[Data entries]
......

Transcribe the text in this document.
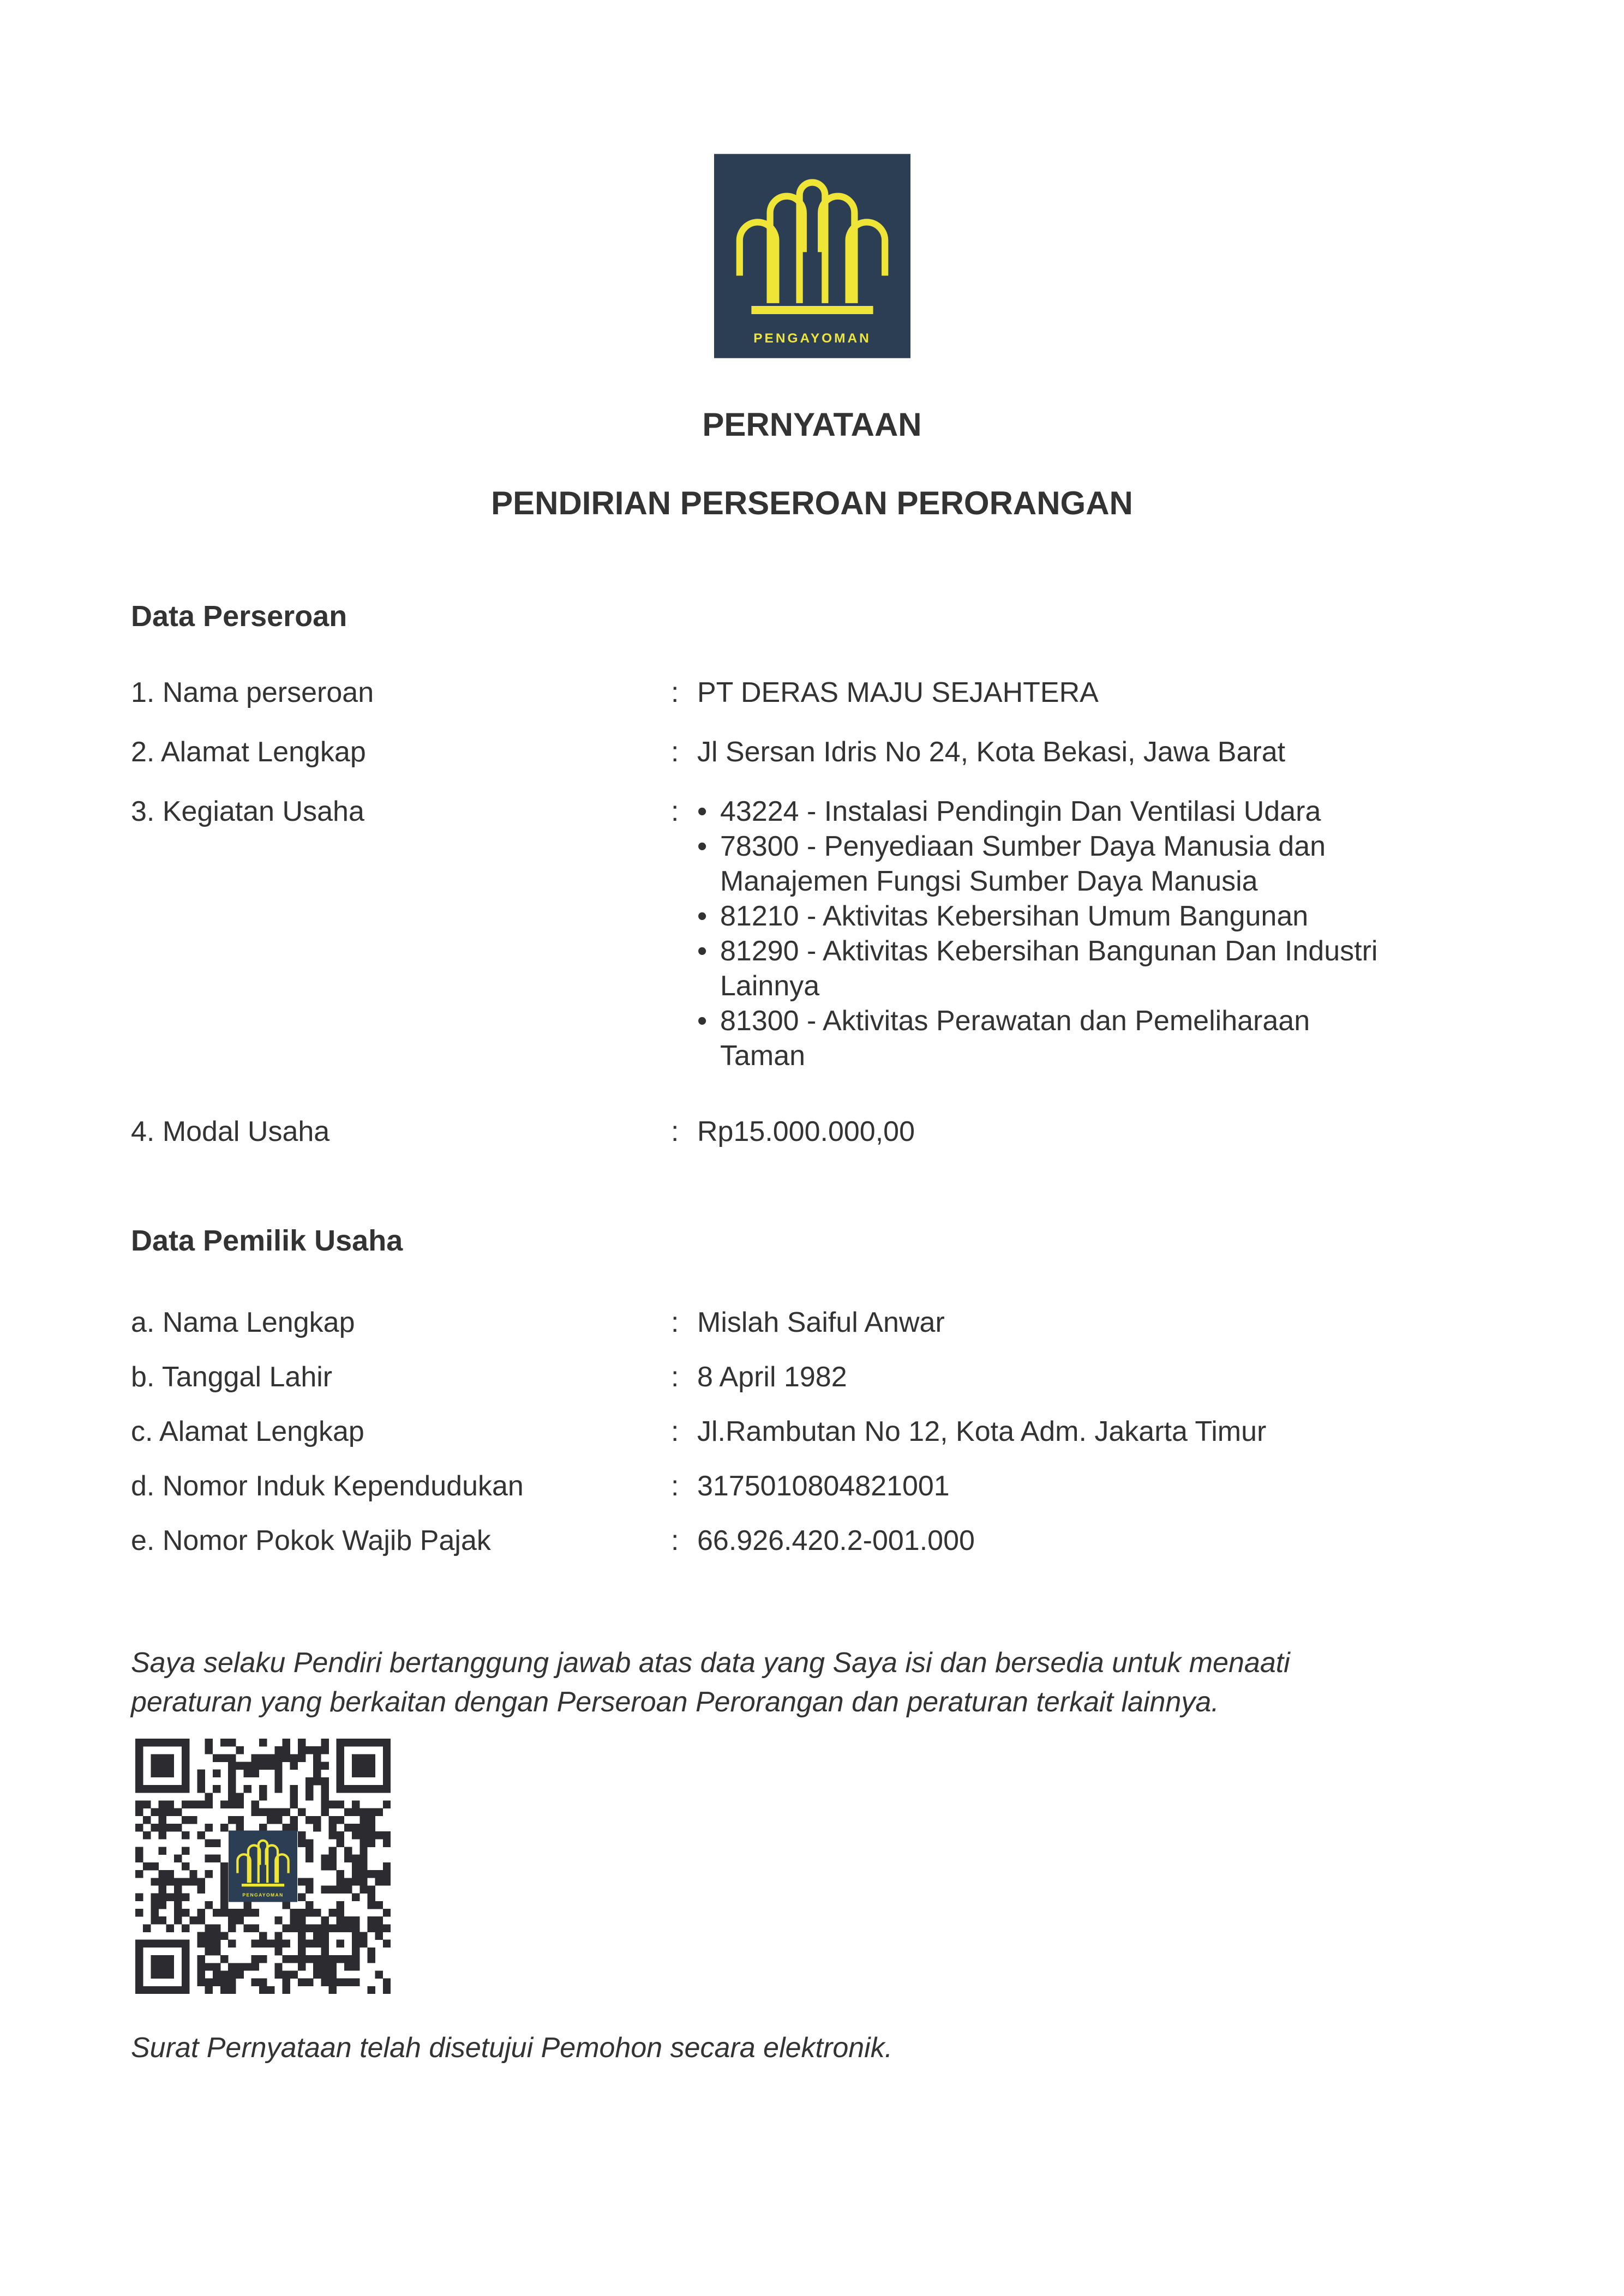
PENGAYOMAN
PERNYATAAN
PENDIRIAN PERSEROAN PERORANGAN
Data Perseroan
1. Nama perseroan	: PT DERAS MAJU SEJAHTERA
2. Alamat Lengkap	: Jl Sersan Idris No 24, Kota Bekasi, Jawa Barat
3. Kegiatan Usaha	: • 43224 - Instalasi Pendingin Dan Ventilasi Udara
• 78300 - Penyediaan Sumber Daya Manusia dan
Manajemen Fungsi Sumber Daya Manusia
• 81210 - Aktivitas Kebersihan Umum Bangunan
• 81290 - Aktivitas Kebersihan Bangunan Dan Industri
Lainnya
• 81300 - Aktivitas Perawatan dan Pemeliharaan
Taman
4. Modal Usaha	: Rp15.000.000,00
Data Pemilik Usaha
a. Nama Lengkap	: Mislah Saiful Anwar
b. Tanggal Lahir	: 8 April 1982
c. Alamat Lengkap	: Jl.Rambutan No 12, Kota Adm. Jakarta Timur
d. Nomor Induk Kependudukan	: 3175010804821001
e. Nomor Pokok Wajib Pajak	: 66.926.420.2-001.000
Saya selaku Pendiri bertanggung jawab atas data yang Saya isi dan bersedia untuk menaati
peraturan yang berkaitan dengan Perseroan Perorangan dan peraturan terkait lainnya.
PENGAYOMAN
Surat Pernyataan telah disetujui Pemohon secara elektronik.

......

■ Request
Without including any picture, repeat the data exactly.

■ Solved problem
Transcribe the text in this document.
PENGAYOMAN
PERNYATAAN
PENDIRIAN PERSEROAN PERORANGAN
Data Perseroan
1. Nama perseroan	: PT DERAS MAJU SEJAHTERA
2. Alamat Lengkap	: Jl Sersan Idris No 24, Kota Bekasi, Jawa Barat
3. Kegiatan Usaha	: • 43224 - Instalasi Pendingin Dan Ventilasi Udara
• 78300 - Penyediaan Sumber Daya Manusia dan
Manajemen Fungsi Sumber Daya Manusia
• 81210 - Aktivitas Kebersihan Umum Bangunan
• 81290 - Aktivitas Kebersihan Bangunan Dan Industri
Lainnya
• 81300 - Aktivitas Perawatan dan Pemeliharaan
Taman
4. Modal Usaha	: Rp15.000.000,00
Data Pemilik Usaha
a. Nama Lengkap	: Mislah Saiful Anwar
b. Tanggal Lahir	: 8 April 1982
c. Alamat Lengkap	: Jl.Rambutan No 12, Kota Adm. Jakarta Timur
d. Nomor Induk Kependudukan	: 3175010804821001
e. Nomor Pokok Wajib Pajak	: 66.926.420.2-001.000
Saya selaku Pendiri bertanggung jawab atas data yang Saya isi dan bersedia untuk menaati
peraturan yang berkaitan dengan Perseroan Perorangan dan peraturan terkait lainnya.
PENGAYOMAN
Surat Pernyataan telah disetujui Pemohon secara elektronik.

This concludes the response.